### Text passage
---------------

There were several limitations with our study. It was retrospective and relied on data collected from review of medical records. Some of the information was also therefore sometimes based on owner report such as breed and age of dog. Because of the retrospective nature and the sole inclusion of dogs that underwent splenectomy, dogs that were presented to the clinic for splenic masses or spleen-related clinical signs but did not undergo surgery, were not included. Such dogs could have been euthanized, died prior to or during surgery, or clients could have elected at-home medical management or palliative care. Inclusion of these groups could have resulted in different findings. Furthermore, if clients did not consent to sample submission and histopathology, particularly if their dog had died or been euthanized during surgery, those dogs could not be included in our study. The lack of inclusion of those dogs could have resulted in fewer malignant disease processes diagnosed. Future studies might consider prospectively evaluating splenic and other organ pathology of those dogs while removing the financial burden associated with histopathology submission. For those dogs that elected medical management and at-home care in lieu of surgery, future studies might consider following those dogs, outcome, survival, and histopathology post-mortem. Another limitation was that histopathology slides were read by multiple pathologists, and the slides were not available to be reviewed by the authors. Biopsies and histopathologic evaluation of the liver of the dogs were also not included; liver biopsies could have provided further information regarding malignancy [37]. Our study also did not include long-term follow-up of the dogs, thus overall outcome could not be assessed.

---------------

### Study material
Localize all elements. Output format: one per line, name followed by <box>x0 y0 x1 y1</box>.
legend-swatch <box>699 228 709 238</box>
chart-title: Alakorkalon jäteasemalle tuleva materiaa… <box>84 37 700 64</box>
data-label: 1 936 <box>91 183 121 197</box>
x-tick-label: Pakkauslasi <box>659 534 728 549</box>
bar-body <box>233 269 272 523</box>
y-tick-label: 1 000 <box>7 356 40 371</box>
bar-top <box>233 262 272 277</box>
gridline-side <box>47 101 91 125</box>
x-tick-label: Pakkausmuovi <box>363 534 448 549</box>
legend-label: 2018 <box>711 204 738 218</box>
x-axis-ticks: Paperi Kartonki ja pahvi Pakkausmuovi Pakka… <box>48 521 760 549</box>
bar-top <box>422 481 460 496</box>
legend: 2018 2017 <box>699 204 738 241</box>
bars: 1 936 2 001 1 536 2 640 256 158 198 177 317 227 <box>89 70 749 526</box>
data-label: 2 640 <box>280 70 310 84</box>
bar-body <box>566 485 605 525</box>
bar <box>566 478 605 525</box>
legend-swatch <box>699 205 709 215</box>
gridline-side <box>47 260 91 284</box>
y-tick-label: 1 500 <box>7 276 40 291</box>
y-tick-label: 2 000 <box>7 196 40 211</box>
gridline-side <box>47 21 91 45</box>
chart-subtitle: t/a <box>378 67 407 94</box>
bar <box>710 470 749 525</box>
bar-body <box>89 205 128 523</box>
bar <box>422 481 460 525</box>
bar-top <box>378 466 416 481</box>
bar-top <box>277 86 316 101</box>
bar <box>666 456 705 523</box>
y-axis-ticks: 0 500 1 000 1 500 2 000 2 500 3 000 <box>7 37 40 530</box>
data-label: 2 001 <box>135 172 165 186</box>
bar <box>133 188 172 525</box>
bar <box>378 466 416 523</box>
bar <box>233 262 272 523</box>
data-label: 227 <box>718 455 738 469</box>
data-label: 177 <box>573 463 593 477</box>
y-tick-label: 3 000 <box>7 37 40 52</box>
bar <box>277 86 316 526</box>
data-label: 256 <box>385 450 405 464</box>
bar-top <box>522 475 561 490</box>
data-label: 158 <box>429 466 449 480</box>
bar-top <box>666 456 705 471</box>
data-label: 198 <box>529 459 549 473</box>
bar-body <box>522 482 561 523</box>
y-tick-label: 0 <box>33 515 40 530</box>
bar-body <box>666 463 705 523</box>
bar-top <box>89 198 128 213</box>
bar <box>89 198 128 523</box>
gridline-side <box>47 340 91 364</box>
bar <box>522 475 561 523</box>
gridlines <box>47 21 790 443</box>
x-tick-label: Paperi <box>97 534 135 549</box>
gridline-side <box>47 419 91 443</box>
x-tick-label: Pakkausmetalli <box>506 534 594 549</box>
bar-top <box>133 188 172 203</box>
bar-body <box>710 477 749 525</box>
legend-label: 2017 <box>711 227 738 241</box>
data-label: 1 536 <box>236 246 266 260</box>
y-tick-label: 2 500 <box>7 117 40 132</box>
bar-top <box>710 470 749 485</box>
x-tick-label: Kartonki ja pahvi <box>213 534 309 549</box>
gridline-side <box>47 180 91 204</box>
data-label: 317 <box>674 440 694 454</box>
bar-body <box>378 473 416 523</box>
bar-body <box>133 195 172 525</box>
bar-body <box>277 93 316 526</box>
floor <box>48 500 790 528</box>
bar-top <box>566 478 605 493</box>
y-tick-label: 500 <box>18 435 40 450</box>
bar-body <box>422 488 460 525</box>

---------------

### Task prompt
Extract the full passage on the study's limitations, reproducing every sentence word for word and leaving out the listing.

### Task answer
There were several limitations with our study. It was retrospective and relied on data collected from review of medical records. Some of the information was also therefore sometimes based on owner report such as breed and age of dog. Because of the retrospective nature and the sole inclusion of dogs that underwent splenectomy, dogs that were presented to the clinic for splenic masses or spleen-related clinical signs but did not undergo surgery, were not included. Such dogs could have been euthanized, died prior to or during surgery, or clients could have elected at-home medical management or palliative care. Inclusion of these groups could have resulted in different findings. Furthermore, if clients did not consent to sample submission and histopathology, particularly if their dog had died or been euthanized during surgery, those dogs could not be included in our study. The lack of inclusion of those dogs could have resulted in fewer malignant disease processes diagnosed. Future studies might consider prospectively evaluating splenic and other organ pathology of those dogs while removing the financial burden associated with histopathology submission. For those dogs that elected medical management and at-home care in lieu of surgery, future studies might consider following those dogs, outcome, survival, and histopathology post-mortem. Another limitation was that histopathology slides were read by multiple pathologists, and the slides were not available to be reviewed by the authors. Biopsies and histopathologic evaluation of the liver of the dogs were also not included; liver biopsies could have provided further information regarding malignancy [37]. Our study also did not include long-term follow-up of the dogs, thus overall outcome could not be assessed.